-- Begin Exercise material --

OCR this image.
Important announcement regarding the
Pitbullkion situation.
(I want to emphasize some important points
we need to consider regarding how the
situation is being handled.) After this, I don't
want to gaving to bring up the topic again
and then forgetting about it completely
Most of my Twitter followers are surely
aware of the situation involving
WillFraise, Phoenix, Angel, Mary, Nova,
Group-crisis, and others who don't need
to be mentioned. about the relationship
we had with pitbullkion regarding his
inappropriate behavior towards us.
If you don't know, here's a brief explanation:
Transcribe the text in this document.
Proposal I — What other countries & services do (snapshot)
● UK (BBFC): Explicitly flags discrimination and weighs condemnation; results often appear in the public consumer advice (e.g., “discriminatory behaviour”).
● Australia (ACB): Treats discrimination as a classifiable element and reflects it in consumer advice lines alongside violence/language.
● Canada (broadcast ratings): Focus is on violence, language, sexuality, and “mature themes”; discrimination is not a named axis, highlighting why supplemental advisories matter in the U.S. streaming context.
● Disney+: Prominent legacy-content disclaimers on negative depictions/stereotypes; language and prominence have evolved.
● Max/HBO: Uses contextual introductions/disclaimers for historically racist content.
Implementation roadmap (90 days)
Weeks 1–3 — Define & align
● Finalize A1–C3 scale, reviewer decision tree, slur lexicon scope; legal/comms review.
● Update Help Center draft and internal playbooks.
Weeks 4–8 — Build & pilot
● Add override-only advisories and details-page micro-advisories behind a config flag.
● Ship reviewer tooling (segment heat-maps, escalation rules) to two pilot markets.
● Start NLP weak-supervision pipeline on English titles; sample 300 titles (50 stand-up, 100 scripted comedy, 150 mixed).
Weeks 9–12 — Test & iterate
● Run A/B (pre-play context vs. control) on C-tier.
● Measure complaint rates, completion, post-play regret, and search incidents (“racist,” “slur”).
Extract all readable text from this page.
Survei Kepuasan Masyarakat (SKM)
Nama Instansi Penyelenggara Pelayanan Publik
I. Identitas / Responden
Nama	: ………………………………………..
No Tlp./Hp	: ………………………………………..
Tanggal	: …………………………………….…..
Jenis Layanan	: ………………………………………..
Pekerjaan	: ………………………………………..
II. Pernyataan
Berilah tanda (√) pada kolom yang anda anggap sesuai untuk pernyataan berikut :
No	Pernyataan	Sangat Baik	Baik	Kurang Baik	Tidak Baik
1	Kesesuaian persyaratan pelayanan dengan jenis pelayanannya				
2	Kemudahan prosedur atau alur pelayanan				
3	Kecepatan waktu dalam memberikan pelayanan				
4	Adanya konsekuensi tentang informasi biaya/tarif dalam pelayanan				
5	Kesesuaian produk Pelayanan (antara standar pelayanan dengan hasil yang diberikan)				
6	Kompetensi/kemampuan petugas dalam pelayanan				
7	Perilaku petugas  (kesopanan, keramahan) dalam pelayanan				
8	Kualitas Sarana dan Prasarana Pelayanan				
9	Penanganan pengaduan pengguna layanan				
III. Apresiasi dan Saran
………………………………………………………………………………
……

-- End Exercise material --

» **Problem requirements**: Transcribe the whole listing exactly.

» **Full answer**:
OCR this image.
Important announcement regarding the
Pitbullkion situation.
(I want to emphasize some important points
we need to consider regarding how the
situation is being handled.) After this, I don't
want to gaving to bring up the topic again
and then forgetting about it completely
Most of my Twitter followers are surely
aware of the situation involving
WillFraise, Phoenix, Angel, Mary, Nova,
Group-crisis, and others who don't need
to be mentioned. about the relationship
we had with pitbullkion regarding his
inappropriate behavior towards us.
If you don't know, here's a brief explanation:
Transcribe the text in this document.
Proposal I — What other countries & services do (snapshot)
● UK (BBFC): Explicitly flags discrimination and weighs condemnation; results often appear in the public consumer advice (e.g., “discriminatory behaviour”).
● Australia (ACB): Treats discrimination as a classifiable element and reflects it in consumer advice lines alongside violence/language.
● Canada (broadcast ratings): Focus is on violence, language, sexuality, and “mature themes”; discrimination is not a named axis, highlighting why supplemental advisories matter in the U.S. streaming context.
● Disney+: Prominent legacy-content disclaimers on negative depictions/stereotypes; language and prominence have evolved.
● Max/HBO: Uses contextual introductions/disclaimers for historically racist content.
Implementation roadmap (90 days)
Weeks 1–3 — Define & align
● Finalize A1–C3 scale, reviewer decision tree, slur lexicon scope; legal/comms review.
● Update Help Center draft and internal playbooks.
Weeks 4–8 — Build & pilot
● Add override-only advisories and details-page micro-advisories behind a config flag.
● Ship reviewer tooling (segment heat-maps, escalation rules) to two pilot markets.
● Start NLP weak-supervision pipeline on English titles; sample 300 titles (50 stand-up, 100 scripted comedy, 150 mixed).
Weeks 9–12 — Test & iterate
● Run A/B (pre-play context vs. control) on C-tier.
● Measure complaint rates, completion, post-play regret, and search incidents (“racist,” “slur”).
Extract all readable text from this page.
Survei Kepuasan Masyarakat (SKM)
Nama Instansi Penyelenggara Pelayanan Publik
I. Identitas / Responden
Nama	: ………………………………………..
No Tlp./Hp	: ………………………………………..
Tanggal	: …………………………………….…..
Jenis Layanan	: ………………………………………..
Pekerjaan	: ………………………………………..
II. Pernyataan
Berilah tanda (√) pada kolom yang anda anggap sesuai untuk pernyataan berikut :
No	Pernyataan	Sangat Baik	Baik	Kurang Baik	Tidak Baik
1	Kesesuaian persyaratan pelayanan dengan jenis pelayanannya				
2	Kemudahan prosedur atau alur pelayanan				
3	Kecepatan waktu dalam memberikan pelayanan				
4	Adanya konsekuensi tentang informasi biaya/tarif dalam pelayanan				
5	Kesesuaian produk Pelayanan (antara standar pelayanan dengan hasil yang diberikan)				
6	Kompetensi/kemampuan petugas dalam pelayanan				
7	Perilaku petugas  (kesopanan, keramahan) dalam pelayanan				
8	Kualitas Sarana dan Prasarana Pelayanan				
9	Penanganan pengaduan pengguna layanan				
III. Apresiasi dan Saran
………………………………………………………………………………
……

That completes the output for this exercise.